Given text
[Begin]
Member of Parliament for York East
- In office 14 October 1935 – 17 June 1962
- Preceded by: Riding created
- Succeeded by: Steve Otto

Member of Parliament for York South
- In office 14 September 1926 – 13 October 1935
- Preceded by: William Findlay Maclean
- Succeeded by: Earl Lawson

Personal details
- Born: Robert Henry McGregor 1 March 1886 Toronto, Ontario, Canada
- Died: 25 January 1965 (aged 78) Toronto, Ontario, Canada
- Party: Progressive Conservative (1945-1965); National Government (1940-1945); Conservative (until 1940);
- Spouse(s): Olive Linda Moorcroft ​ ​(m. 1907; died 1926)​ Estelle Orr ​(m. 1929)​
- Children: 3
- Profession: Horticulturist

= Robert Henry McGregor =

Canadian politician

Robert Henry McGregor (1 March 1886 - 25 October 1965) was a long-time Canadian parliamentarian.

MacGregor was a contractor and horticulturalist by profession. He grew up in the Todmorden area of suburban Toronto, and was once an Elementary School student of a teacher named William Thomas Diefenbaker, father of Prime Minister John Diefenbaker.
His initial experience in politics began in 1912 when he was appointed a school trustee for York Township. Following the formation of North York Township, he eventually became the first reeve of East York. In 1922, R.H. McGregor Elementary School, located in the eventual centre of East York, was erected and named in his honour.

He was first elected to the House of Commons of Canada in the 1926 federal election and sat continuously in the chamber for thirty-six years until his defeat in the 1962 federal election when he was 79 years old.

Originally elected as the Conservative Member of Parliament for York South, he switched to the new Toronto riding of York East when it was created for the 1935 federal election. He won election a total of eight consecutive times and was Dean of the House of Commons being its longest-serving member in the last years of his career.

Despite his long tenure in the House of Commons he spoke rarely and was nicknamed "Silent Bob" McGregor. His only recorded Parliamentary speech occurred when being feted in the House on his 74th birthday. On that occasion he remarked "If a good many hon. Members made fewer speeches in the House, they would be here longer."

Though never a member of Cabinet, he was elevated to the Queen's Privy Council for Canada on 21 December 1960, on Diefenbaker's recommendation in recognition of McGregor's long tenure of service.
[End]
Prompt
Print the passage of the Robert Henry McGregor biography verbatim, starting at "His initial experience" and ending at "of his career.".

Dataset excerpt
[Begin]
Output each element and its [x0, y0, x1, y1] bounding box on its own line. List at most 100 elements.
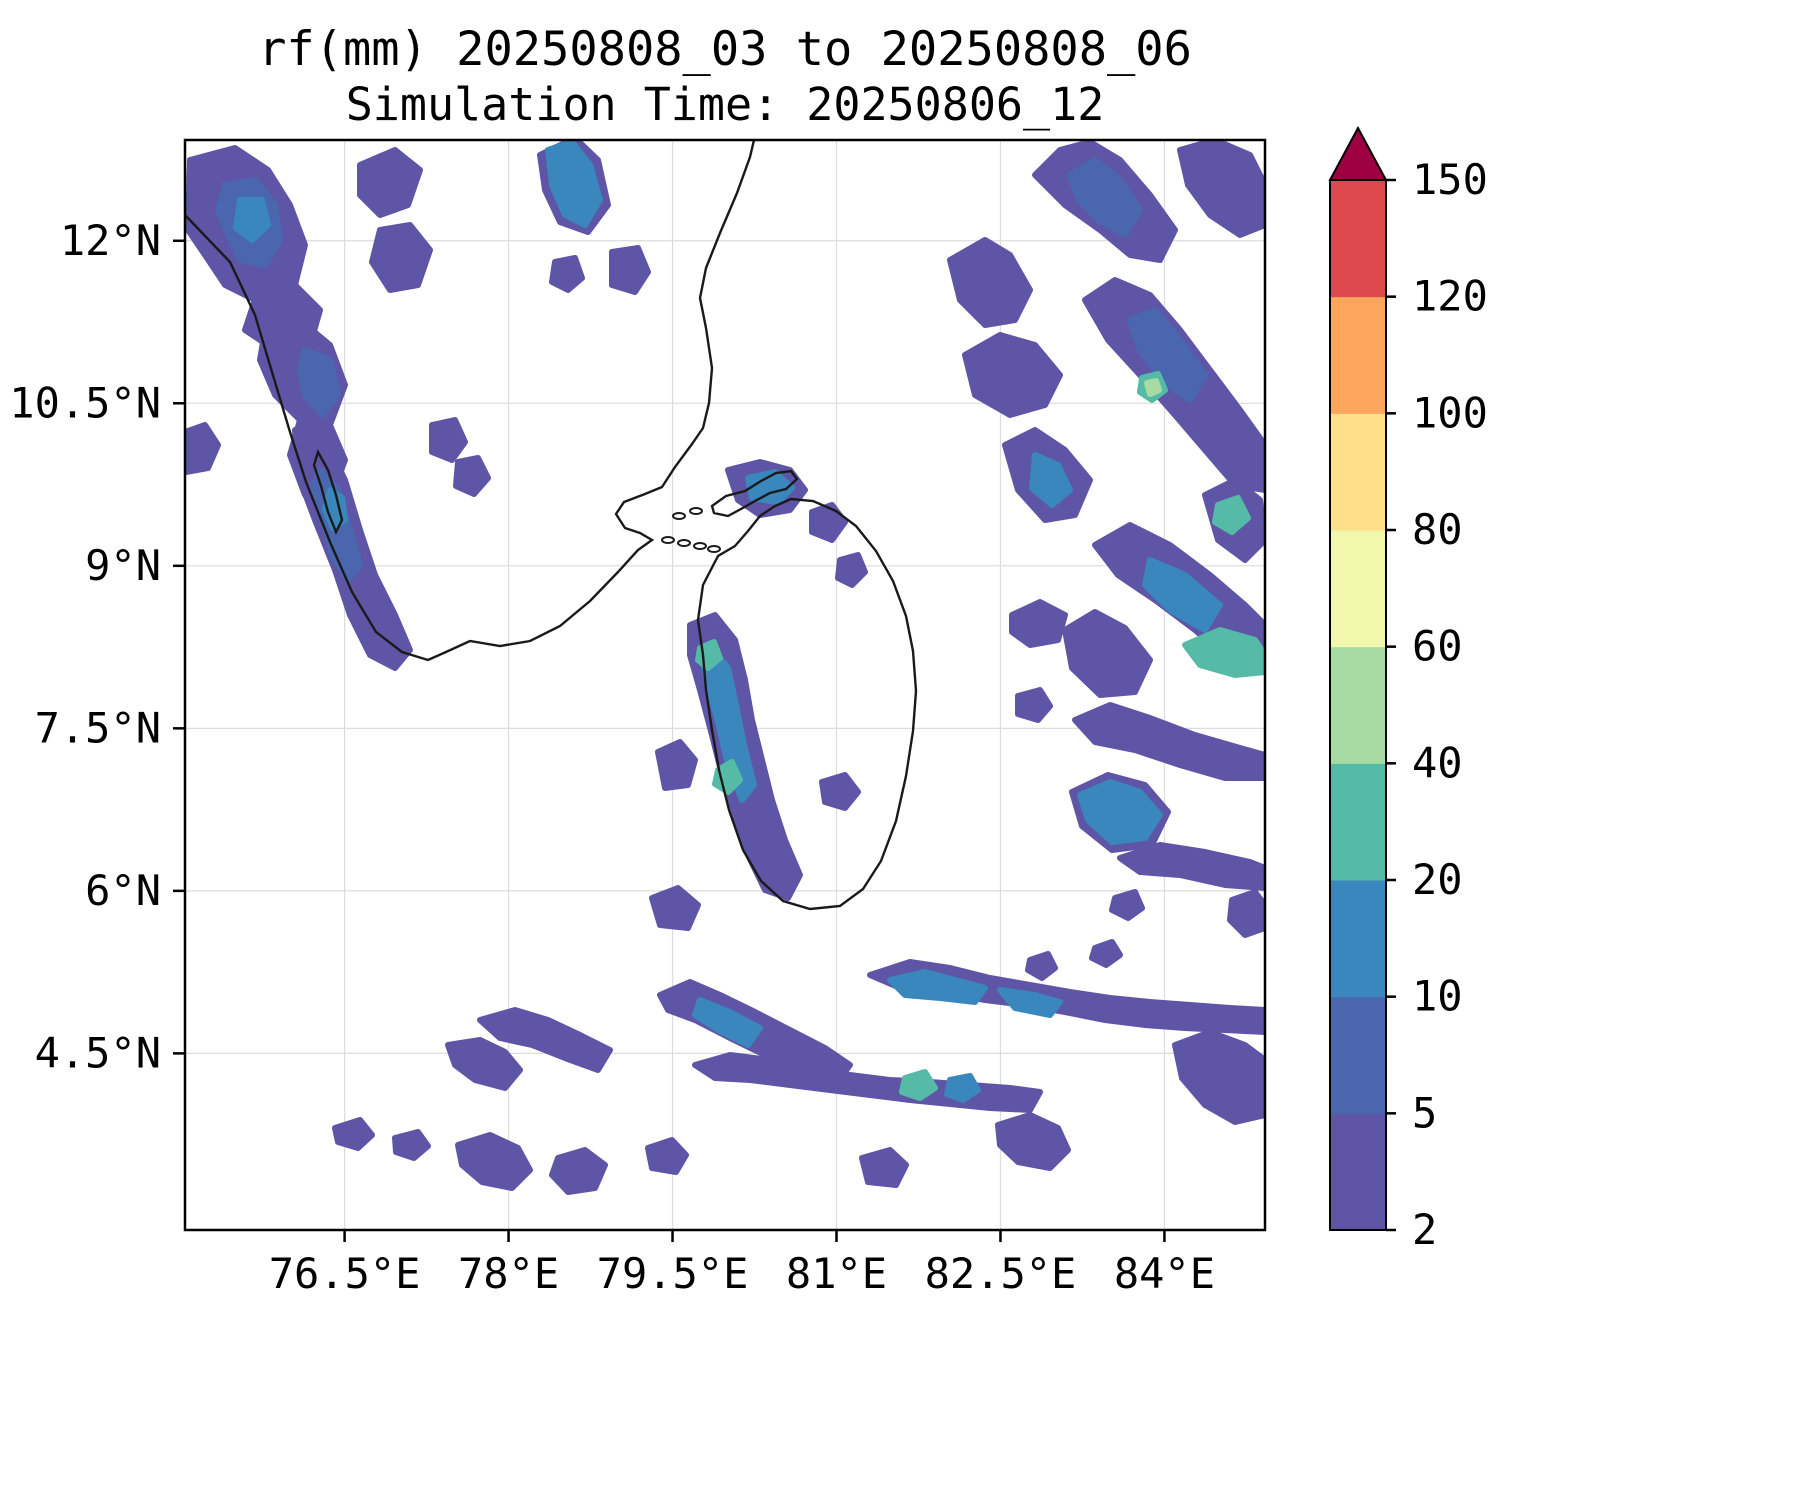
[End]
Answer below
His initial experience in politics began in 1912 when he was appointed a school trustee for York Township. Following the formation of North York Township, he eventually became the first reeve of East York. In 1922, R.H. McGregor Elementary School, located in the eventual centre of East York, was erected and named in his honour.

He was first elected to the House of Commons of Canada in the 1926 federal election and sat continuously in the chamber for thirty-six years until his defeat in the 1962 federal election when he was 79 years old.

Originally elected as the Conservative Member of Parliament for York South, he switched to the new Toronto riding of York East when it was created for the 1935 federal election. He won election a total of eight consecutive times and was Dean of the House of Commons being its longest-serving member in the last years of his career.